- Work required: Reproduce each line bearing the word "this".

- Task input:
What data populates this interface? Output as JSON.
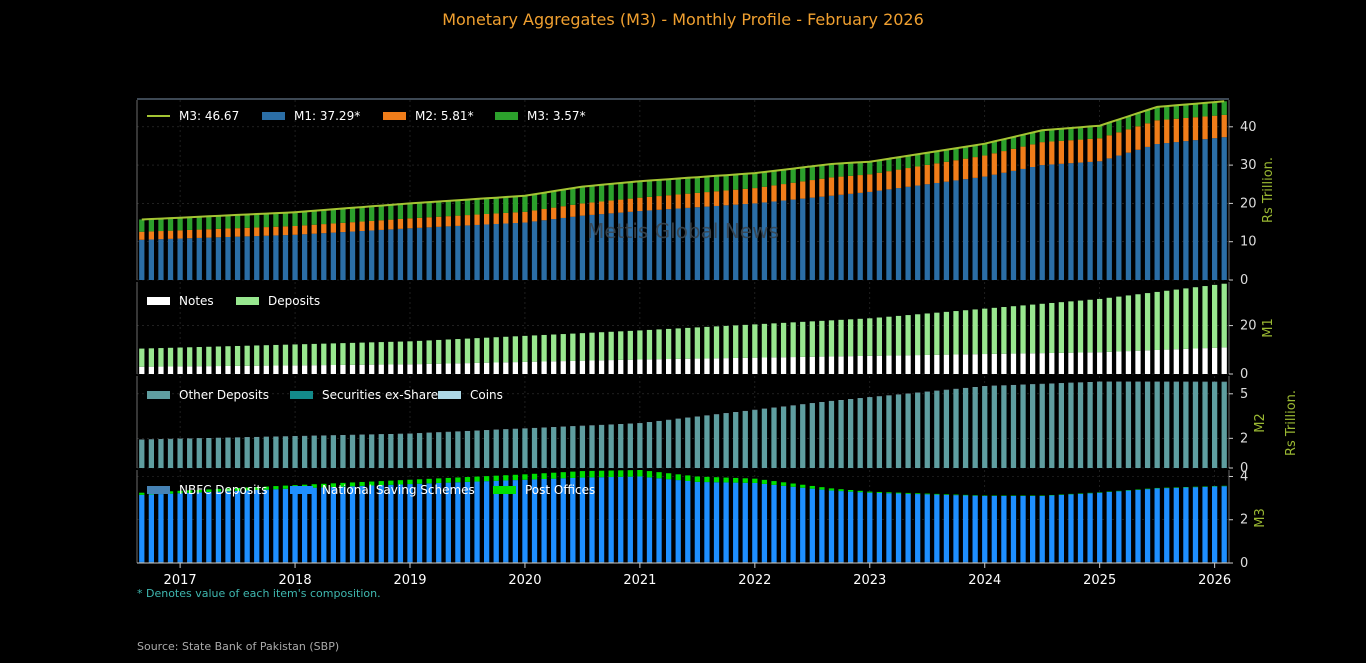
{
  "title": "Monetary Aggregates (M3) - Monthly Profile - February 2026",
  "footnote": "* Denotes value of each item's composition.",
  "source": "Source: State Bank of Pakistan (SBP)",
  "watermark": "Mettis Global News",
  "colors": {
    "background": "#000000",
    "title": "#f0a030",
    "axis_label": "#9ab832",
    "m1": "#2b6ea6",
    "m2": "#f07d1a",
    "m3": "#2ca02c",
    "total_line": "#a3c433",
    "notes": "#ffffff",
    "deposits": "#98e78f",
    "other_deposits": "#5f9ea0",
    "securities": "#138a8a",
    "coins": "#add8e6",
    "nbfc": "#4682b4",
    "nss": "#1e8fff",
    "post_offices": "#00e000"
  },
  "chart_data": {
    "type": "bar",
    "x_start": "2016-09",
    "x_end": "2026-02",
    "x_ticks": [
      "2017",
      "2018",
      "2019",
      "2020",
      "2021",
      "2022",
      "2023",
      "2024",
      "2025",
      "2026"
    ],
    "panels": [
      {
        "id": "m3_total",
        "type": "stacked-bar+line",
        "ylabel": "Rs Trillion.",
        "ylim": [
          0,
          47
        ],
        "yticks": [
          0,
          10,
          20,
          30,
          40
        ],
        "legend": [
          "M3: 46.67",
          "M1: 37.29*",
          "M2: 5.81*",
          "M3: 3.57*"
        ],
        "keypoints": [
          {
            "date": "2016-09",
            "m1": 10.5,
            "m2": 2.1,
            "m3": 3.2
          },
          {
            "date": "2018-01",
            "m1": 11.8,
            "m2": 2.3,
            "m3": 3.6
          },
          {
            "date": "2019-01",
            "m1": 13.5,
            "m2": 2.6,
            "m3": 3.9
          },
          {
            "date": "2020-01",
            "m1": 15.0,
            "m2": 2.8,
            "m3": 4.2
          },
          {
            "date": "2020-07",
            "m1": 16.8,
            "m2": 3.2,
            "m3": 4.4
          },
          {
            "date": "2021-01",
            "m1": 18.0,
            "m2": 3.5,
            "m3": 4.3
          },
          {
            "date": "2022-01",
            "m1": 20.0,
            "m2": 4.0,
            "m3": 3.9
          },
          {
            "date": "2022-09",
            "m1": 22.0,
            "m2": 4.8,
            "m3": 3.5
          },
          {
            "date": "2023-01",
            "m1": 23.0,
            "m2": 4.6,
            "m3": 3.3
          },
          {
            "date": "2024-01",
            "m1": 27.0,
            "m2": 5.5,
            "m3": 3.1
          },
          {
            "date": "2024-07",
            "m1": 30.0,
            "m2": 6.0,
            "m3": 3.1
          },
          {
            "date": "2025-01",
            "m1": 31.0,
            "m2": 6.0,
            "m3": 3.3
          },
          {
            "date": "2025-07",
            "m1": 35.5,
            "m2": 6.2,
            "m3": 3.5
          },
          {
            "date": "2026-02",
            "m1": 37.29,
            "m2": 5.81,
            "m3": 3.57
          }
        ]
      },
      {
        "id": "m1",
        "type": "stacked-bar",
        "ylabel": "M1",
        "ylim": [
          0,
          38
        ],
        "yticks": [
          0,
          20
        ],
        "legend": [
          "Notes",
          "Deposits"
        ],
        "keypoints": [
          {
            "date": "2016-09",
            "notes": 3.0,
            "deposits": 7.5
          },
          {
            "date": "2019-01",
            "notes": 4.0,
            "deposits": 9.5
          },
          {
            "date": "2021-01",
            "notes": 6.0,
            "deposits": 12.0
          },
          {
            "date": "2023-01",
            "notes": 7.5,
            "deposits": 15.5
          },
          {
            "date": "2025-01",
            "notes": 9.0,
            "deposits": 22.0
          },
          {
            "date": "2026-02",
            "notes": 11.0,
            "deposits": 26.29
          }
        ]
      },
      {
        "id": "m2",
        "type": "stacked-bar",
        "ylabel": "M2",
        "ylim": [
          0,
          6.2
        ],
        "yticks": [
          0,
          2,
          5
        ],
        "legend": [
          "Other Deposits",
          "Securities ex-Shares",
          "Coins"
        ],
        "keypoints": [
          {
            "date": "2016-09",
            "other_deposits": 1.9,
            "securities": 0.0,
            "coins": 0.02
          },
          {
            "date": "2019-01",
            "other_deposits": 2.3,
            "securities": 0.0,
            "coins": 0.02
          },
          {
            "date": "2021-01",
            "other_deposits": 3.0,
            "securities": 0.0,
            "coins": 0.02
          },
          {
            "date": "2022-09",
            "other_deposits": 4.5,
            "securities": 0.0,
            "coins": 0.02
          },
          {
            "date": "2024-01",
            "other_deposits": 5.5,
            "securities": 0.0,
            "coins": 0.02
          },
          {
            "date": "2025-01",
            "other_deposits": 5.8,
            "securities": 0.0,
            "coins": 0.02
          },
          {
            "date": "2026-02",
            "other_deposits": 5.79,
            "securities": 0.0,
            "coins": 0.02
          }
        ]
      },
      {
        "id": "m3",
        "type": "stacked-bar",
        "ylabel": "M3",
        "ylim": [
          0,
          4.3
        ],
        "yticks": [
          0,
          2,
          4
        ],
        "legend": [
          "NBFC Deposits",
          "National Saving Schemes",
          "Post Offices"
        ],
        "keypoints": [
          {
            "date": "2016-09",
            "nbfc": 0.05,
            "nss": 3.1,
            "post_offices": 0.1
          },
          {
            "date": "2018-01",
            "nbfc": 0.05,
            "nss": 3.4,
            "post_offices": 0.15
          },
          {
            "date": "2019-01",
            "nbfc": 0.05,
            "nss": 3.6,
            "post_offices": 0.2
          },
          {
            "date": "2020-01",
            "nbfc": 0.05,
            "nss": 3.8,
            "post_offices": 0.25
          },
          {
            "date": "2020-07",
            "nbfc": 0.05,
            "nss": 3.9,
            "post_offices": 0.3
          },
          {
            "date": "2021-01",
            "nbfc": 0.05,
            "nss": 3.95,
            "post_offices": 0.3
          },
          {
            "date": "2021-07",
            "nbfc": 0.05,
            "nss": 3.7,
            "post_offices": 0.25
          },
          {
            "date": "2022-01",
            "nbfc": 0.05,
            "nss": 3.65,
            "post_offices": 0.2
          },
          {
            "date": "2022-09",
            "nbfc": 0.05,
            "nss": 3.3,
            "post_offices": 0.1
          },
          {
            "date": "2023-01",
            "nbfc": 0.05,
            "nss": 3.2,
            "post_offices": 0.05
          },
          {
            "date": "2024-01",
            "nbfc": 0.05,
            "nss": 3.05,
            "post_offices": 0.02
          },
          {
            "date": "2024-07",
            "nbfc": 0.05,
            "nss": 3.05,
            "post_offices": 0.02
          },
          {
            "date": "2025-01",
            "nbfc": 0.05,
            "nss": 3.2,
            "post_offices": 0.02
          },
          {
            "date": "2025-07",
            "nbfc": 0.05,
            "nss": 3.4,
            "post_offices": 0.02
          },
          {
            "date": "2026-02",
            "nbfc": 0.05,
            "nss": 3.5,
            "post_offices": 0.02
          }
        ]
      }
    ]
  }
}
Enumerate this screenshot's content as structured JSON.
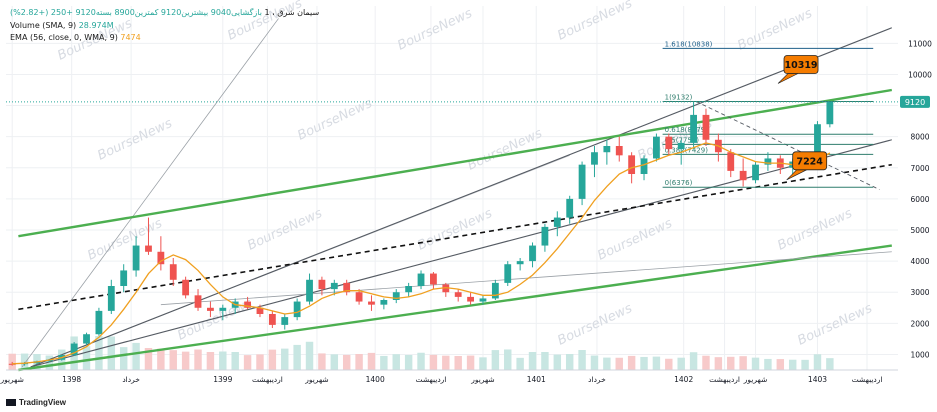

- Exercise solution:
What data populates this interface? Output as JSON.
Enumerate this screenshot's content as structured JSON.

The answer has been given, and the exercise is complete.